RECORDED DATA
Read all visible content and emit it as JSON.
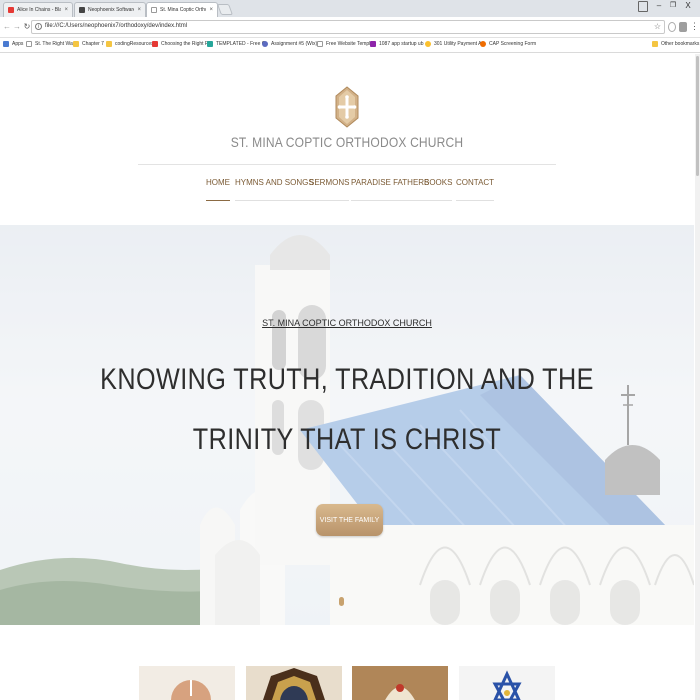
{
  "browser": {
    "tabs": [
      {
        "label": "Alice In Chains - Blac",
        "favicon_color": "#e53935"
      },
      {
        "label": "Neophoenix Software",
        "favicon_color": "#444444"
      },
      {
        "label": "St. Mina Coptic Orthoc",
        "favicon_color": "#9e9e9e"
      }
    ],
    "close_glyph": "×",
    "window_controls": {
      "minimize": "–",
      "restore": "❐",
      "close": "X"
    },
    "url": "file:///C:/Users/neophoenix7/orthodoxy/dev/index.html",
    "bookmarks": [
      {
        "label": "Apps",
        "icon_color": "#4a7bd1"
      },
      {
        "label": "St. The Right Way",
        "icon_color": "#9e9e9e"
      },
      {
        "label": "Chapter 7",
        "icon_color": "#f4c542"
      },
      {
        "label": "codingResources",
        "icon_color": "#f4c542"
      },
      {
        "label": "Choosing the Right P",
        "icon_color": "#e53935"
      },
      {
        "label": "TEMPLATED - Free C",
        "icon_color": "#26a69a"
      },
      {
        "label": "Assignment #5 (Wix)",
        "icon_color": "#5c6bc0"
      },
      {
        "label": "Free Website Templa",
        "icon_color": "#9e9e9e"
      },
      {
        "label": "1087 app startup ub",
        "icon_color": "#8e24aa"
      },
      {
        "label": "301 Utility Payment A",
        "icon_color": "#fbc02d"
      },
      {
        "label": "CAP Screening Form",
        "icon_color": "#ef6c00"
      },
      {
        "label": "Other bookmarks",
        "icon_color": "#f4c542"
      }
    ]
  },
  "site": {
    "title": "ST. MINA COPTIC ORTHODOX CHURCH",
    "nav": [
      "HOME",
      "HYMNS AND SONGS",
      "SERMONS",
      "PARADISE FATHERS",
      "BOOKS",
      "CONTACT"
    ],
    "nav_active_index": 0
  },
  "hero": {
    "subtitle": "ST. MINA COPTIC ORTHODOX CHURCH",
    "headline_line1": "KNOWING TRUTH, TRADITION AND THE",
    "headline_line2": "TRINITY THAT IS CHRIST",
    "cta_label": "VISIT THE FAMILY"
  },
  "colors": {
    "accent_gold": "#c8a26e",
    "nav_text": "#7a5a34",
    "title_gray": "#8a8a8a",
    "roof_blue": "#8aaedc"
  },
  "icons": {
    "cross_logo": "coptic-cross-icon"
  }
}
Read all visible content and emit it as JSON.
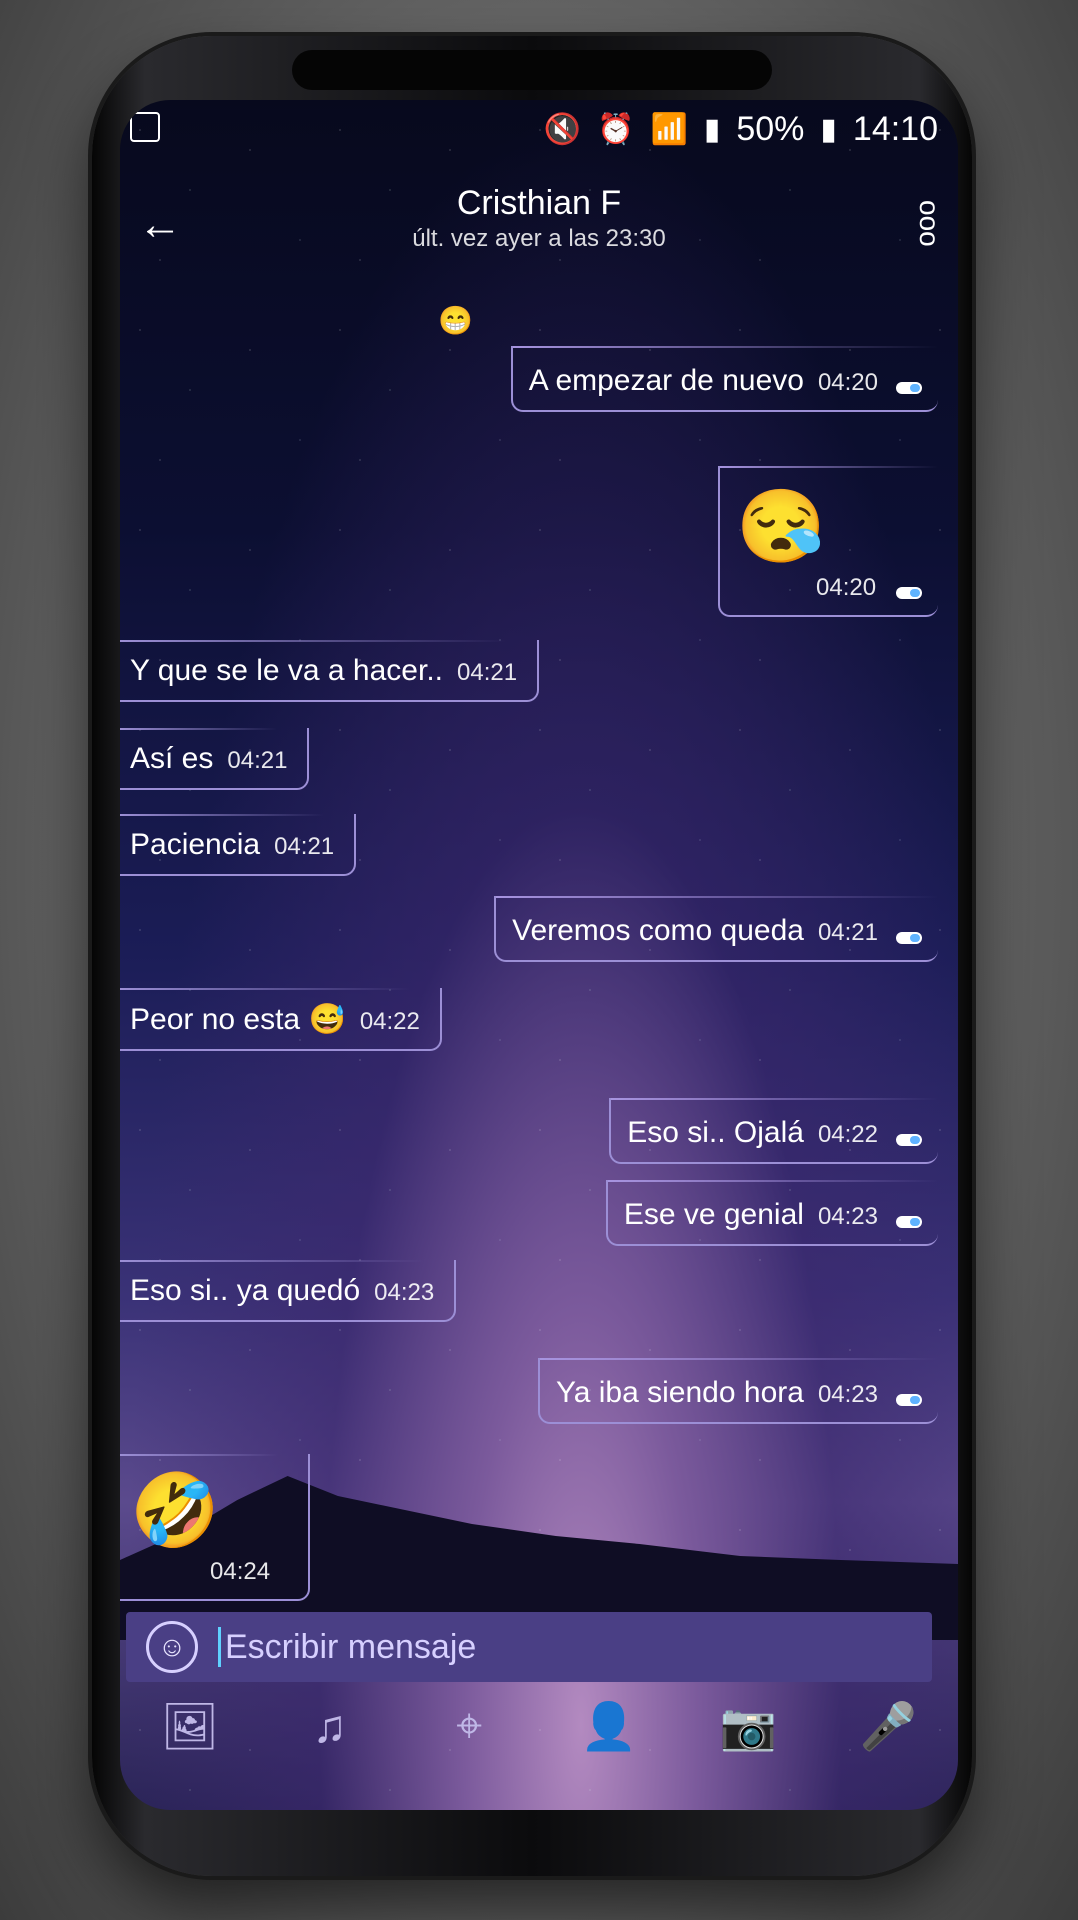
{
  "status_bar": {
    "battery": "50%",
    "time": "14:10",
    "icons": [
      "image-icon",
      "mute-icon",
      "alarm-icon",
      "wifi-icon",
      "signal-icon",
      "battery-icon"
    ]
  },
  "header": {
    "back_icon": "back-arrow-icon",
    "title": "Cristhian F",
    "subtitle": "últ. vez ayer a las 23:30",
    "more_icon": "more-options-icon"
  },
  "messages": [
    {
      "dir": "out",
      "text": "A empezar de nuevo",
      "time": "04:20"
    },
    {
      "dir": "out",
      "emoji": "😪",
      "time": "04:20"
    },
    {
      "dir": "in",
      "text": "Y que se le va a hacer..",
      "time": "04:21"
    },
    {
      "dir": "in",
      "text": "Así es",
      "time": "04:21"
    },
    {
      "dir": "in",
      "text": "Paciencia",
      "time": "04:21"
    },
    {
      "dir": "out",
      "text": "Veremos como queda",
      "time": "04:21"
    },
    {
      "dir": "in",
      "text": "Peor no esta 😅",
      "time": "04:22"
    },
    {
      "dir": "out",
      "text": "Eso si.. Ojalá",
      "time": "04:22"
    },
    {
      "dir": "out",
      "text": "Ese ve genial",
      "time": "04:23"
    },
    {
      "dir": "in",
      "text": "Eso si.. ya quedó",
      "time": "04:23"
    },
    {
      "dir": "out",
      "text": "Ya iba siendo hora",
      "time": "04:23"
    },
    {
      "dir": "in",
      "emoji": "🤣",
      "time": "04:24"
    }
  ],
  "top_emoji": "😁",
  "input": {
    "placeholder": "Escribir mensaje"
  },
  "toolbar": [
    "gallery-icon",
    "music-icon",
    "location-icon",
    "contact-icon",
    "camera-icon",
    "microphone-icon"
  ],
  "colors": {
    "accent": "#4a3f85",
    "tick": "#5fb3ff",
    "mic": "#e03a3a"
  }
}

WHAT IS REQUIRED
Copy all the lines of data exactly as they appear, dropping any images.

FINAL RESULT
Read all visible content and emit it as JSON.
{
  "browser": {
    "tabs": [
      {
        "label": "Alice In Chains - Blac",
        "favicon_color": "#e53935"
      },
      {
        "label": "Neophoenix Software",
        "favicon_color": "#444444"
      },
      {
        "label": "St. Mina Coptic Orthoc",
        "favicon_color": "#9e9e9e"
      }
    ],
    "close_glyph": "×",
    "window_controls": {
      "minimize": "–",
      "restore": "❐",
      "close": "X"
    },
    "url": "file:///C:/Users/neophoenix7/orthodoxy/dev/index.html",
    "bookmarks": [
      {
        "label": "Apps",
        "icon_color": "#4a7bd1"
      },
      {
        "label": "St. The Right Way",
        "icon_color": "#9e9e9e"
      },
      {
        "label": "Chapter 7",
        "icon_color": "#f4c542"
      },
      {
        "label": "codingResources",
        "icon_color": "#f4c542"
      },
      {
        "label": "Choosing the Right P",
        "icon_color": "#e53935"
      },
      {
        "label": "TEMPLATED - Free C",
        "icon_color": "#26a69a"
      },
      {
        "label": "Assignment #5 (Wix)",
        "icon_color": "#5c6bc0"
      },
      {
        "label": "Free Website Templa",
        "icon_color": "#9e9e9e"
      },
      {
        "label": "1087 app startup ub",
        "icon_color": "#8e24aa"
      },
      {
        "label": "301 Utility Payment A",
        "icon_color": "#fbc02d"
      },
      {
        "label": "CAP Screening Form",
        "icon_color": "#ef6c00"
      },
      {
        "label": "Other bookmarks",
        "icon_color": "#f4c542"
      }
    ]
  },
  "site": {
    "title": "ST. MINA COPTIC ORTHODOX CHURCH",
    "nav": [
      "HOME",
      "HYMNS AND SONGS",
      "SERMONS",
      "PARADISE FATHERS",
      "BOOKS",
      "CONTACT"
    ],
    "nav_active_index": 0
  },
  "hero": {
    "subtitle": "ST. MINA COPTIC ORTHODOX CHURCH",
    "headline_line1": "KNOWING TRUTH, TRADITION AND THE",
    "headline_line2": "TRINITY THAT IS CHRIST",
    "cta_label": "VISIT THE FAMILY"
  },
  "colors": {
    "accent_gold": "#c8a26e",
    "nav_text": "#7a5a34",
    "title_gray": "#8a8a8a",
    "roof_blue": "#8aaedc"
  },
  "icons": {
    "cross_logo": "coptic-cross-icon"
  }
}
Read all visible content and emit it as JSON.
{
  "status_bar": {
    "battery": "50%",
    "time": "14:10",
    "icons": [
      "image-icon",
      "mute-icon",
      "alarm-icon",
      "wifi-icon",
      "signal-icon",
      "battery-icon"
    ]
  },
  "header": {
    "back_icon": "back-arrow-icon",
    "title": "Cristhian F",
    "subtitle": "últ. vez ayer a las 23:30",
    "more_icon": "more-options-icon"
  },
  "messages": [
    {
      "dir": "out",
      "text": "A empezar de nuevo",
      "time": "04:20"
    },
    {
      "dir": "out",
      "emoji": "😪",
      "time": "04:20"
    },
    {
      "dir": "in",
      "text": "Y que se le va a hacer..",
      "time": "04:21"
    },
    {
      "dir": "in",
      "text": "Así es",
      "time": "04:21"
    },
    {
      "dir": "in",
      "text": "Paciencia",
      "time": "04:21"
    },
    {
      "dir": "out",
      "text": "Veremos como queda",
      "time": "04:21"
    },
    {
      "dir": "in",
      "text": "Peor no esta 😅",
      "time": "04:22"
    },
    {
      "dir": "out",
      "text": "Eso si.. Ojalá",
      "time": "04:22"
    },
    {
      "dir": "out",
      "text": "Ese ve genial",
      "time": "04:23"
    },
    {
      "dir": "in",
      "text": "Eso si.. ya quedó",
      "time": "04:23"
    },
    {
      "dir": "out",
      "text": "Ya iba siendo hora",
      "time": "04:23"
    },
    {
      "dir": "in",
      "emoji": "🤣",
      "time": "04:24"
    }
  ],
  "top_emoji": "😁",
  "input": {
    "placeholder": "Escribir mensaje"
  },
  "toolbar": [
    "gallery-icon",
    "music-icon",
    "location-icon",
    "contact-icon",
    "camera-icon",
    "microphone-icon"
  ],
  "colors": {
    "accent": "#4a3f85",
    "tick": "#5fb3ff",
    "mic": "#e03a3a"
  }
}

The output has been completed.